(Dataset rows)
■ ■ ■ ■
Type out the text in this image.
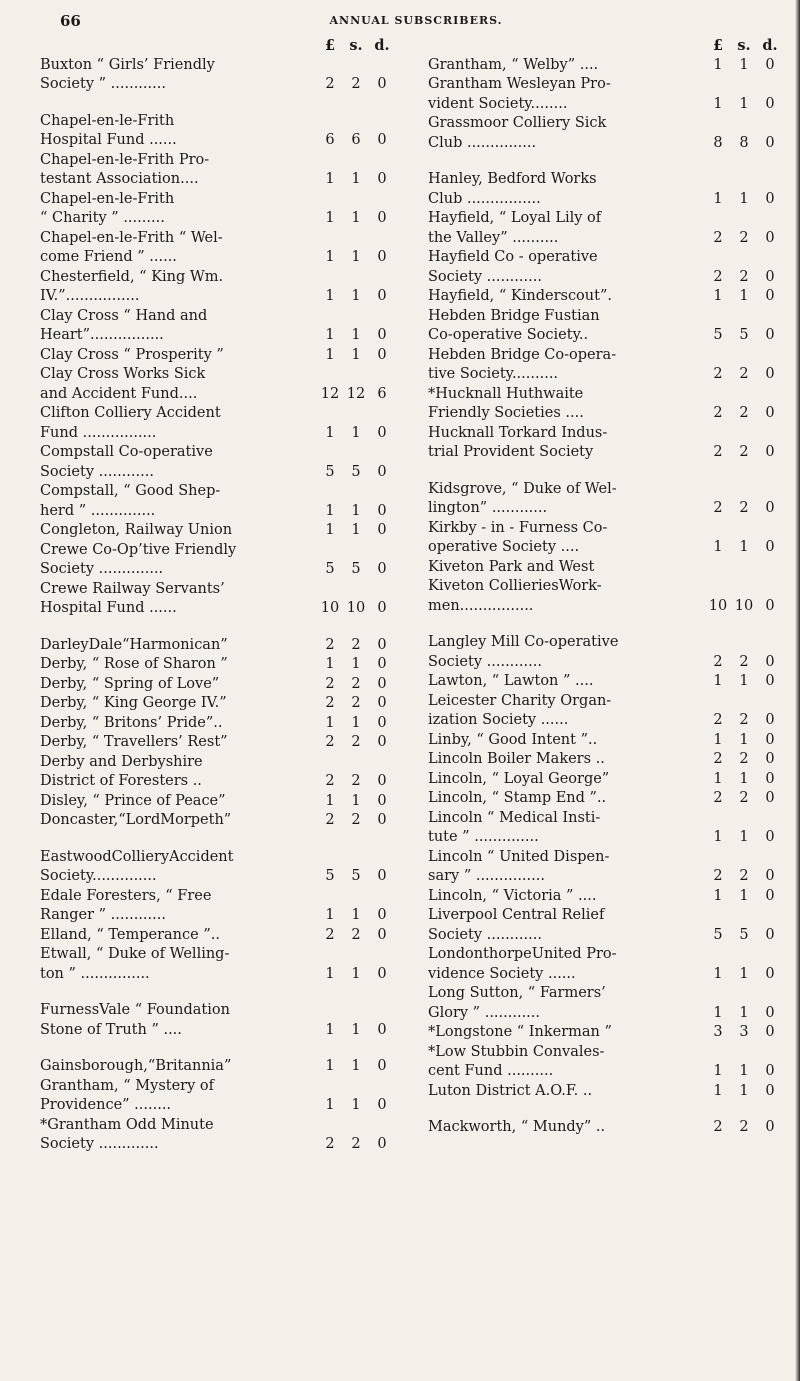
66	ANNUAL SUBSCRIBERS.
£ s. d.
Buxton “ Girls’ Friendly
Society ” ............	2	2	0
Chapel-en-le-Frith
Hospital Fund ......	6	6	0
Chapel-en-le-Frith Pro-
testant Association....	1	1	0
Chapel-en-le-Frith
“ Charity ” .........	1	1	0
Chapel-en-le-Frith “ Wel-
come Friend ” ......	1	1	0
Chesterfield, “ King Wm.
IV.”................	1	1	0
Clay Cross “ Hand and
Heart”................	1	1	0
Clay Cross “ Prosperity ”	1	1	0
Clay Cross Works Sick
and Accident Fund....	12 12 6
Clifton Colliery Accident
Fund ................	1	1	0
Compstall Co-operative
Society ............	5	5	0
Compstall, “ Good Shep-
herd ” ..............	1	1	0
Congleton, Railway Union	1	1	0
Crewe Co-Op’tive Friendly
Society ..............	5	5	0
Crewe Railway Servants’
Hospital Fund ......	10 10 0
DarleyDale“Harmonican”	2	2	0
Derby, “ Rose of Sharon ”	1	1	0
Derby, “ Spring of Love”	2	2	0
Derby, “ King George IV.”	2	2	0
Derby, “ Britons’ Pride”..	1	1	0
Derby, “ Travellers’ Rest”	2	2	0
Derby and Derbyshire
District of Foresters ..	2	2	0
Disley, “ Prince of Peace”	1	1	0
Doncaster,“LordMorpeth”	2	2	0
EastwoodCollieryAccident
Society..............	5	5	0
Edale Foresters, “ Free
Ranger ” ............	1	1	0
Elland, “ Temperance ”..	2	2	0
Etwall, “ Duke of Welling-
ton ” ...............	1	1	0
FurnessVale “ Foundation
Stone of Truth ” ....	1	1	0
Gainsborough,“Britannia”	1	1	0
Grantham, “ Mystery of
Providence” ........	1	1	0
*Grantham Odd Minute
Society .............	2	2	0
£ s. d.
Grantham, “ Welby” ....	1	1	0
Grantham Wesleyan Pro-
vident Society........	1	1	0
Grassmoor Colliery Sick
Club ...............	8	8	0
Hanley, Bedford Works
Club ................	1	1	0
Hayfield, “ Loyal Lily of
the Valley” ..........	2	2	0
Hayfield Co - operative
Society ............	2	2	0
Hayfield, “ Kinderscout”.	1	1	0
Hebden Bridge Fustian
Co-operative Society..	5	5	0
Hebden Bridge Co-opera-
tive Society..........	2	2	0
*Hucknall Huthwaite
Friendly Societies ....	2	2	0
Hucknall Torkard Indus-
trial Provident Society	2	2	0
Kidsgrove, “ Duke of Wel-
lington” ............	2	2	0
Kirkby - in - Furness Co-
operative Society ....	1	1	0
Kiveton Park and West
Kiveton CollieriesWork-
men................	10 10 0
Langley Mill Co-operative
Society ............	2	2	0
Lawton, “ Lawton ” ....	1	1	0
Leicester Charity Organ-
ization Society ......	2	2	0
Linby, “ Good Intent ”..	1	1	0
Lincoln Boiler Makers ..	2	2	0
Lincoln, “ Loyal George”	1	1	0
Lincoln, “ Stamp End ”..	2	2	0
Lincoln “ Medical Insti-
tute ” ..............	1	1	0
Lincoln “ United Dispen-
sary ” ...............	2	2	0
Lincoln, “ Victoria ” ....	1	1	0
Liverpool Central Relief
Society ............	5	5	0
LondonthorpeUnited Pro-
vidence Society ......	1	1	0
Long Sutton, “ Farmers’
Glory ” ............	1	1	0
*Longstone “ Inkerman ”	3	3	0
*Low Stubbin Convales-
cent Fund ..........	1	1	0
Luton District A.O.F. ..	1	1	0
Mackworth, “ Mundy” ..	2	2	0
■ ■ ■ ■
## Aim
Pull out every line in the data above that has the word "operative".

## Solution for this task
Compstall Co-operative
Hayfield Co - operative
Co-operative Society..	5	5	0
operative Society ....	1	1	0
Langley Mill Co-operative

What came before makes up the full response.